╭──

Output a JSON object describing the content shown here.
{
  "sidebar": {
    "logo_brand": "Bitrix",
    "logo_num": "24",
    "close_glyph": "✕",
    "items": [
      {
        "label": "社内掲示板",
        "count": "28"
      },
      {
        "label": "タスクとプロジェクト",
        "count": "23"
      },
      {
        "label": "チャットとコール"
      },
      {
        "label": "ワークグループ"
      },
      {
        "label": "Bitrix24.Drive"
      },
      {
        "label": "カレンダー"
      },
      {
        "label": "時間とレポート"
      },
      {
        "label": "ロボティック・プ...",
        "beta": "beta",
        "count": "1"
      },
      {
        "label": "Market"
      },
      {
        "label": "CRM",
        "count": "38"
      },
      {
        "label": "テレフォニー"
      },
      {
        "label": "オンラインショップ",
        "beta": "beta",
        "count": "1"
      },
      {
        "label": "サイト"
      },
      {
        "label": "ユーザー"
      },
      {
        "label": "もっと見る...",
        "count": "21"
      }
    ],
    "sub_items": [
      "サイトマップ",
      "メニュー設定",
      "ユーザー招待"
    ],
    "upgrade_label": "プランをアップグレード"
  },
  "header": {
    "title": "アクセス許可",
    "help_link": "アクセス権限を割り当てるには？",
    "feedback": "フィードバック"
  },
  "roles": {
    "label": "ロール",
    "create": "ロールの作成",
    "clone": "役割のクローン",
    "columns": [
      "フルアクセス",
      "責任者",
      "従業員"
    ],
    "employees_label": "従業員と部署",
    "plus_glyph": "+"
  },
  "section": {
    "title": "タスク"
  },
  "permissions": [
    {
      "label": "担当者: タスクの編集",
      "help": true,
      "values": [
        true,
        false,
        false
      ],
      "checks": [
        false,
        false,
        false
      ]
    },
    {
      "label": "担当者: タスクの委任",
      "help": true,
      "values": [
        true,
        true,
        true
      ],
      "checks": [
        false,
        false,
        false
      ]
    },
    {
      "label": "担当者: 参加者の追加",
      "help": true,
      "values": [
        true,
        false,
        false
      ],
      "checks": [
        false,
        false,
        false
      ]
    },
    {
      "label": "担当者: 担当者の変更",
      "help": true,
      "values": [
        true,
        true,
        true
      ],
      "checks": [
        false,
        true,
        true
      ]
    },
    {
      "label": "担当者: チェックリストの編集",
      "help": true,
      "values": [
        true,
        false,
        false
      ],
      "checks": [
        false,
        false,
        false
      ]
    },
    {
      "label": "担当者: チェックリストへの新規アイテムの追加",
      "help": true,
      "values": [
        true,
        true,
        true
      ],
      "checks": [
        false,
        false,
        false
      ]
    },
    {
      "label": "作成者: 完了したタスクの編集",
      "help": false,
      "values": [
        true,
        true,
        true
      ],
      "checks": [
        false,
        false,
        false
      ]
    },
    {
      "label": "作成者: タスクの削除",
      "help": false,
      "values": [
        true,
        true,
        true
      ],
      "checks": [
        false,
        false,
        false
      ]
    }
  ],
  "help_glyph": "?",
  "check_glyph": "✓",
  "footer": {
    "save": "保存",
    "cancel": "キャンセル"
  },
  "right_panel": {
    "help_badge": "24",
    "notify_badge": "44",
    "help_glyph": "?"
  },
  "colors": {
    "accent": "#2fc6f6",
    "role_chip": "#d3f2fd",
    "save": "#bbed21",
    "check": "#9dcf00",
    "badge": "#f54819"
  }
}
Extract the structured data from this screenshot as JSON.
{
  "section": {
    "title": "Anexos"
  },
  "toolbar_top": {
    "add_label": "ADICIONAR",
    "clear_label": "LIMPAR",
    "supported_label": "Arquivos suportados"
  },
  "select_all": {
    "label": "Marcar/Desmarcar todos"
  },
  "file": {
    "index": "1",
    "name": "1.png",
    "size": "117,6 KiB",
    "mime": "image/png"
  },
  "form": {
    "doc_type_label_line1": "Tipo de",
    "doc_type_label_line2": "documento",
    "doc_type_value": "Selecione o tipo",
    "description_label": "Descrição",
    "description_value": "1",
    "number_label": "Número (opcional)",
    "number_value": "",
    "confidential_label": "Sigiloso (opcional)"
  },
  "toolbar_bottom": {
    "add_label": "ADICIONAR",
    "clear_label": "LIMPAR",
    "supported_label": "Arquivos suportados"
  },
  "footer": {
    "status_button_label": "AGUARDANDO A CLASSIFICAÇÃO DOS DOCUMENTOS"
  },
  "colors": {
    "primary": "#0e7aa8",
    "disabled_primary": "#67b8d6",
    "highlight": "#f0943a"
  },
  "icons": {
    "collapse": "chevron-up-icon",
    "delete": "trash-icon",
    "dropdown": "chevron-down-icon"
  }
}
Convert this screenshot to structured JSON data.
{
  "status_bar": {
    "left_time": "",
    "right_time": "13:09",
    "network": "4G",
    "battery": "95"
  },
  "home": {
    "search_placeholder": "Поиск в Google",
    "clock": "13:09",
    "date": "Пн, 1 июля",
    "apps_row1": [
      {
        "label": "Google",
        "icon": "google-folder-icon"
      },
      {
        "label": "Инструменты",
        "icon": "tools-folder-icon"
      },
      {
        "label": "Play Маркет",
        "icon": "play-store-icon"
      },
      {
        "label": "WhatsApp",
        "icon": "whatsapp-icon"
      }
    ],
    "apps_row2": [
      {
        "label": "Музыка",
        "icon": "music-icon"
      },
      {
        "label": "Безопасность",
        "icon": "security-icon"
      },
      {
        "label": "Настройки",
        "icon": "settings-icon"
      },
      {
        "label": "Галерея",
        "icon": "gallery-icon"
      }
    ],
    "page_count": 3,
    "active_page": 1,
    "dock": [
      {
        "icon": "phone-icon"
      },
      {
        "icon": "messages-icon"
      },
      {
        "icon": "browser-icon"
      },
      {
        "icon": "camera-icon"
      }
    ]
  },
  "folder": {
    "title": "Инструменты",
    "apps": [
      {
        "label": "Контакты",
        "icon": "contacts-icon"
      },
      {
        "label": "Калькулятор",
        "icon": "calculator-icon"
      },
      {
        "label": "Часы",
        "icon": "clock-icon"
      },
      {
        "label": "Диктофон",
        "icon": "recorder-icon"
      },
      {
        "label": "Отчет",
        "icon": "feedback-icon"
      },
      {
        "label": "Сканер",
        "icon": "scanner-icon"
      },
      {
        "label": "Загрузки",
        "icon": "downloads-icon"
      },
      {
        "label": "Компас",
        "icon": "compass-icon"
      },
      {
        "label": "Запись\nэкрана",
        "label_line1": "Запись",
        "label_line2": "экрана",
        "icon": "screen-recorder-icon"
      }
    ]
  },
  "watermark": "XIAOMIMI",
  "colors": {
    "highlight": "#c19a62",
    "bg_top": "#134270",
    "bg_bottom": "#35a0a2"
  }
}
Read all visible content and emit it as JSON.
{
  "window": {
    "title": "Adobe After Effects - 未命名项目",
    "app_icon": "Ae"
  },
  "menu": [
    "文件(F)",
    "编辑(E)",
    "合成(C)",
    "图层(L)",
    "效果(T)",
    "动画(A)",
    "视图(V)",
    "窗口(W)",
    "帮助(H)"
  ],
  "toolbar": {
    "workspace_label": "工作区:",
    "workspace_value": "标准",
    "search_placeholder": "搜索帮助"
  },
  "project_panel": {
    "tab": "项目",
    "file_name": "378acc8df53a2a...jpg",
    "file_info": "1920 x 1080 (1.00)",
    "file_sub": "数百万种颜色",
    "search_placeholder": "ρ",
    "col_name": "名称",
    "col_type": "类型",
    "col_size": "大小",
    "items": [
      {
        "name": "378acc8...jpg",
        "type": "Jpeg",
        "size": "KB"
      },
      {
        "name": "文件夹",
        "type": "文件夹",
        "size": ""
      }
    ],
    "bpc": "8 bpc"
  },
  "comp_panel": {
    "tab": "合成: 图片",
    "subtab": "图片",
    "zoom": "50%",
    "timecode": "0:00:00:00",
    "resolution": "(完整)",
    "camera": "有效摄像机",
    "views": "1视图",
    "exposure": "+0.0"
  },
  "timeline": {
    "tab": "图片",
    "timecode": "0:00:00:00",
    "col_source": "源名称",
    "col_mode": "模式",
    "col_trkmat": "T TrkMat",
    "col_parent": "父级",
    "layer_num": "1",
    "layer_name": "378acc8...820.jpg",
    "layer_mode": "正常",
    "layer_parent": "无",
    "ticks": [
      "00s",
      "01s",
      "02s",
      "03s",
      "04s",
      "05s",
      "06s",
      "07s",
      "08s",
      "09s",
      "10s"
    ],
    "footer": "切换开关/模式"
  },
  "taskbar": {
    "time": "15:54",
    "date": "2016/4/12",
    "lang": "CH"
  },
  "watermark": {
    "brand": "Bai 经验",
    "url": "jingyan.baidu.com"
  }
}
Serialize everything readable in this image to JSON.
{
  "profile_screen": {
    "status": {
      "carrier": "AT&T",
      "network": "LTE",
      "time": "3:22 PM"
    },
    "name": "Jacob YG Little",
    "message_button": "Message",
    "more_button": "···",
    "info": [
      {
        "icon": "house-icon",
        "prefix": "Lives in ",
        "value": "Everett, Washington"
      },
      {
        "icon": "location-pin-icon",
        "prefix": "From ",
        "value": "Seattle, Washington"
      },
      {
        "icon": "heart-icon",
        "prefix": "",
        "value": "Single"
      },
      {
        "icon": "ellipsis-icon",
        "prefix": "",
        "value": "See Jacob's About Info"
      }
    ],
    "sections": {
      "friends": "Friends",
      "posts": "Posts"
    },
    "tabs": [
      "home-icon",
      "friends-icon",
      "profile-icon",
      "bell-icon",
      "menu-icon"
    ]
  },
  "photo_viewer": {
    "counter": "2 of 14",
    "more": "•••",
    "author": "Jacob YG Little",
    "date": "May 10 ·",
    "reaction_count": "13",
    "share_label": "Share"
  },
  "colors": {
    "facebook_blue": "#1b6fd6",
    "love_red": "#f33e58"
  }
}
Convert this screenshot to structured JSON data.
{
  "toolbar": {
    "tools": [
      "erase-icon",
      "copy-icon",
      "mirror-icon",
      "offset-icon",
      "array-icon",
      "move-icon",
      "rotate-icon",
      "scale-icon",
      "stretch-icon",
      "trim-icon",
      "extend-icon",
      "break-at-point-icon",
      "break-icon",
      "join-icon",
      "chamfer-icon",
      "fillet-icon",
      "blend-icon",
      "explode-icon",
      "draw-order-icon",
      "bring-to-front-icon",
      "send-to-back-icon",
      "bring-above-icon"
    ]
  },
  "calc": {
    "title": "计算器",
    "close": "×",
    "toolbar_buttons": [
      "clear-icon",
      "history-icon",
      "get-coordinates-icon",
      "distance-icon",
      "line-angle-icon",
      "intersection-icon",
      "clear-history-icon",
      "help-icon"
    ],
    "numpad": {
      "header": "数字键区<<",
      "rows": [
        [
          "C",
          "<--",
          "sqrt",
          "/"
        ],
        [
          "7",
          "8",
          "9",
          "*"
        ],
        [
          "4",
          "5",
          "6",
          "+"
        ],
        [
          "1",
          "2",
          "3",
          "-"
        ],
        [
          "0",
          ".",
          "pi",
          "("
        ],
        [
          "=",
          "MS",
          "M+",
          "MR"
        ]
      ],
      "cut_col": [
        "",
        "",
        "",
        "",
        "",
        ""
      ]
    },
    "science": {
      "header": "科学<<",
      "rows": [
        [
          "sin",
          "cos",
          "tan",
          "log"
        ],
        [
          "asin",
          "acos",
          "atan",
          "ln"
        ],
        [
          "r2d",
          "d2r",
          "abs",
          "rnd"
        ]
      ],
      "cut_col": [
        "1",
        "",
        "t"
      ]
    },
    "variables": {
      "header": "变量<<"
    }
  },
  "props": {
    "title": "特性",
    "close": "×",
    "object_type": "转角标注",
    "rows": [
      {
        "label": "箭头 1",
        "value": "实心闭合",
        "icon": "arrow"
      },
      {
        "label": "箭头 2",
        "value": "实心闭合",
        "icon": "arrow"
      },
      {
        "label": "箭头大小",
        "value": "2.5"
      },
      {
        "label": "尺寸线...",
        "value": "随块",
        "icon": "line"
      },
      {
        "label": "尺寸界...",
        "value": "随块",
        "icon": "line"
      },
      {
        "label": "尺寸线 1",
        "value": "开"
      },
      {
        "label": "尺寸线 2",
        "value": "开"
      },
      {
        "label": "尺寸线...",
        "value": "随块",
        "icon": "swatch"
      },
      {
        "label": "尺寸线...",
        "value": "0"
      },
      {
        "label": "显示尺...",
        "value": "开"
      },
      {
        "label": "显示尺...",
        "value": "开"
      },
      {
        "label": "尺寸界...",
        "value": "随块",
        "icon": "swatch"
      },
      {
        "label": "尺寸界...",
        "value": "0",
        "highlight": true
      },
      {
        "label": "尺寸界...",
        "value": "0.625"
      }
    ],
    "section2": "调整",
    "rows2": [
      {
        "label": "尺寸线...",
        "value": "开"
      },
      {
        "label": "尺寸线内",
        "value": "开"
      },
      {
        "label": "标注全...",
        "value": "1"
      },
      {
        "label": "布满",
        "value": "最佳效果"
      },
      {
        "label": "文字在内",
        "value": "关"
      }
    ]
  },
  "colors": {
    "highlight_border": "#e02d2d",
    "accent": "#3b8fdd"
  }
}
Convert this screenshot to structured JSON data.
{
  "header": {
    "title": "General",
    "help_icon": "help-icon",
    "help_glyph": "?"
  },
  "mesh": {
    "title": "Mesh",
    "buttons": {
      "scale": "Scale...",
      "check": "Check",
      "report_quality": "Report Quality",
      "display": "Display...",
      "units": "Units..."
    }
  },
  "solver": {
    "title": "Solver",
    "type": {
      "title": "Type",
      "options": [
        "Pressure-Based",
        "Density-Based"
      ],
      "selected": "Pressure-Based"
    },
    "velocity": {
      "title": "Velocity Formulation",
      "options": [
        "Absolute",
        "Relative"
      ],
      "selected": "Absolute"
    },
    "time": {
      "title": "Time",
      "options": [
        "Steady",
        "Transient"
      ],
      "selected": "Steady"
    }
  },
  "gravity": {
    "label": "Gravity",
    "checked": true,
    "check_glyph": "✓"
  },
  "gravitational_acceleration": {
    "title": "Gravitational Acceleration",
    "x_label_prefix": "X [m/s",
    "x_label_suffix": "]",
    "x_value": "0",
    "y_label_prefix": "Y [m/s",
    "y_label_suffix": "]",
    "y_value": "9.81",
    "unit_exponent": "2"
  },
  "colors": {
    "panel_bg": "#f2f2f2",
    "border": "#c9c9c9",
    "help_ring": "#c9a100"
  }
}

╰──

- **Problem requirements**
Return every line of the preceding records in which the word "content" appears.

- **Written solution**
Output a JSON object describing the content shown here.
Read all visible content and emit it as JSON.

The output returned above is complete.